**WHAT THE EXERCISE ASKS**
Print the entries verbatim, leaving out the images they contain.

**RECORD SET**
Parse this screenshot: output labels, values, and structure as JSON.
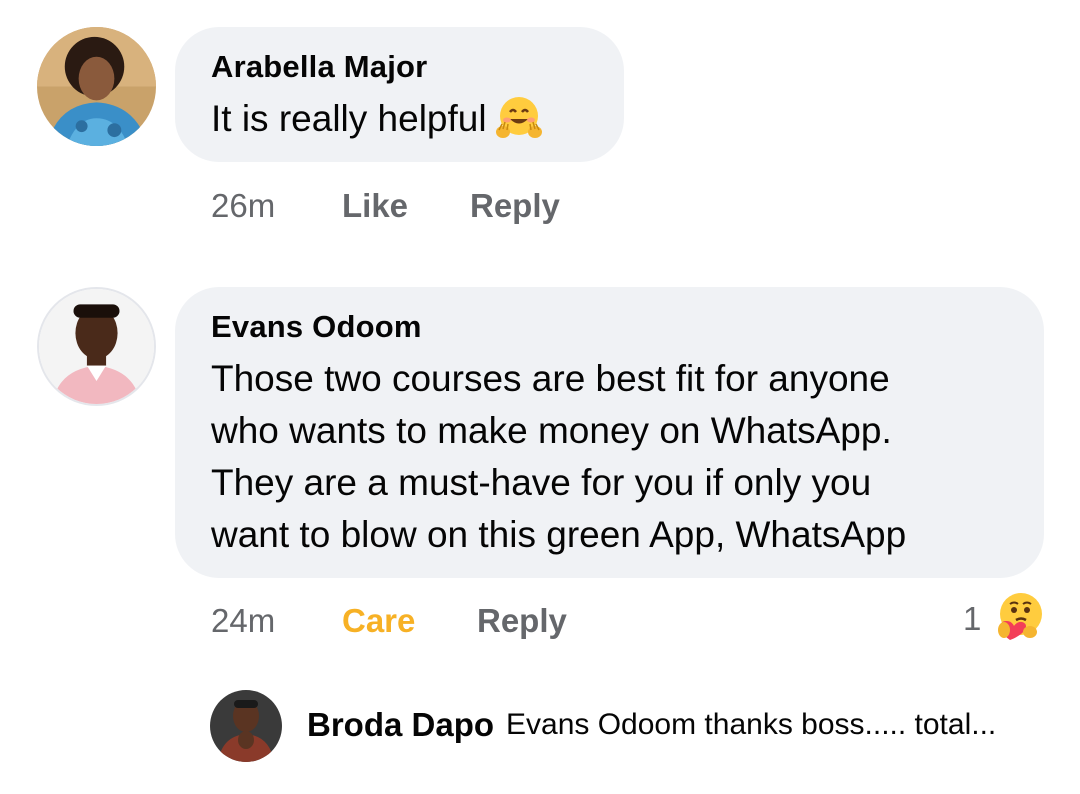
{
  "comments": [
    {
      "author": "Arabella Major",
      "text_lines": [
        "It is really helpful"
      ],
      "emoji": "hugging-face-emoji",
      "time": "26m",
      "reaction_label": "Like",
      "reply_label": "Reply"
    },
    {
      "author": "Evans Odoom",
      "text_lines": [
        "Those two courses are best fit for anyone",
        "who wants to make money on WhatsApp.",
        "They are a must-have for you if only you",
        "want to blow on this green App, WhatsApp"
      ],
      "time": "24m",
      "reaction_label": "Care",
      "reply_label": "Reply",
      "reaction_count": "1",
      "reaction_icon": "care-emoji",
      "reaction_color": "#f7b125"
    }
  ],
  "reply_preview": {
    "author": "Broda Dapo",
    "text": "Evans Odoom thanks boss..... total..."
  }
}
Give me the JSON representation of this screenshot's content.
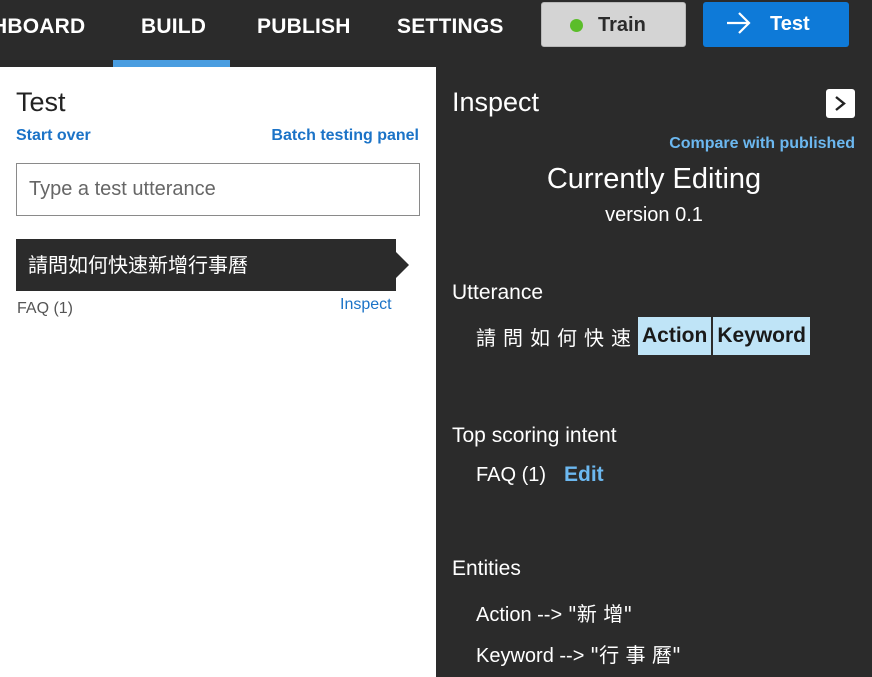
{
  "nav": {
    "items": [
      "HBOARD",
      "BUILD",
      "PUBLISH",
      "SETTINGS"
    ],
    "active": "BUILD",
    "train_label": "Train",
    "test_label": "Test"
  },
  "colors": {
    "accent": "#0e7ad8",
    "link": "#1b73c7",
    "link_dark_bg": "#6cb8f0",
    "entity_highlight": "#bfe4f7",
    "train_status": "#5bbd2a",
    "dark_bg": "#2b2b2b"
  },
  "test_panel": {
    "title": "Test",
    "start_over": "Start over",
    "batch_link": "Batch testing panel",
    "input_placeholder": "Type a test utterance",
    "utterance": {
      "text": "請問如何快速新增行事曆",
      "intent": "FAQ (1)",
      "inspect": "Inspect"
    }
  },
  "inspect_panel": {
    "title": "Inspect",
    "collapse_icon": "chevron-right-icon",
    "compare_link": "Compare with published",
    "editing_title": "Currently Editing",
    "version": "version 0.1",
    "utterance_label": "Utterance",
    "tokens": [
      "請",
      "問",
      "如",
      "何",
      "快",
      "速"
    ],
    "entity_tags": [
      "Action",
      "Keyword"
    ],
    "intent_label": "Top scoring intent",
    "intent_value": "FAQ (1)",
    "edit_label": "Edit",
    "entities_label": "Entities",
    "entities": [
      {
        "name": "Action -->",
        "value": "\"新 增\""
      },
      {
        "name": "Keyword -->",
        "value": "\"行 事 曆\""
      }
    ]
  }
}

**EXERCISE RESPONSE**
Parse this screenshot: output labels, values, and structure as JSON.
{
  "comments": [
    {
      "author": "Arabella Major",
      "text_lines": [
        "It is really helpful"
      ],
      "emoji": "hugging-face-emoji",
      "time": "26m",
      "reaction_label": "Like",
      "reply_label": "Reply"
    },
    {
      "author": "Evans Odoom",
      "text_lines": [
        "Those two courses are best fit for anyone",
        "who wants to make money on WhatsApp.",
        "They are a must-have for you if only you",
        "want to blow on this green App, WhatsApp"
      ],
      "time": "24m",
      "reaction_label": "Care",
      "reply_label": "Reply",
      "reaction_count": "1",
      "reaction_icon": "care-emoji",
      "reaction_color": "#f7b125"
    }
  ],
  "reply_preview": {
    "author": "Broda Dapo",
    "text": "Evans Odoom thanks boss..... total..."
  }
}
Give me the JSON representation of this screenshot's content.
{
  "nav": {
    "items": [
      "HBOARD",
      "BUILD",
      "PUBLISH",
      "SETTINGS"
    ],
    "active": "BUILD",
    "train_label": "Train",
    "test_label": "Test"
  },
  "colors": {
    "accent": "#0e7ad8",
    "link": "#1b73c7",
    "link_dark_bg": "#6cb8f0",
    "entity_highlight": "#bfe4f7",
    "train_status": "#5bbd2a",
    "dark_bg": "#2b2b2b"
  },
  "test_panel": {
    "title": "Test",
    "start_over": "Start over",
    "batch_link": "Batch testing panel",
    "input_placeholder": "Type a test utterance",
    "utterance": {
      "text": "請問如何快速新增行事曆",
      "intent": "FAQ (1)",
      "inspect": "Inspect"
    }
  },
  "inspect_panel": {
    "title": "Inspect",
    "collapse_icon": "chevron-right-icon",
    "compare_link": "Compare with published",
    "editing_title": "Currently Editing",
    "version": "version 0.1",
    "utterance_label": "Utterance",
    "tokens": [
      "請",
      "問",
      "如",
      "何",
      "快",
      "速"
    ],
    "entity_tags": [
      "Action",
      "Keyword"
    ],
    "intent_label": "Top scoring intent",
    "intent_value": "FAQ (1)",
    "edit_label": "Edit",
    "entities_label": "Entities",
    "entities": [
      {
        "name": "Action -->",
        "value": "\"新 增\""
      },
      {
        "name": "Keyword -->",
        "value": "\"行 事 曆\""
      }
    ]
  }
}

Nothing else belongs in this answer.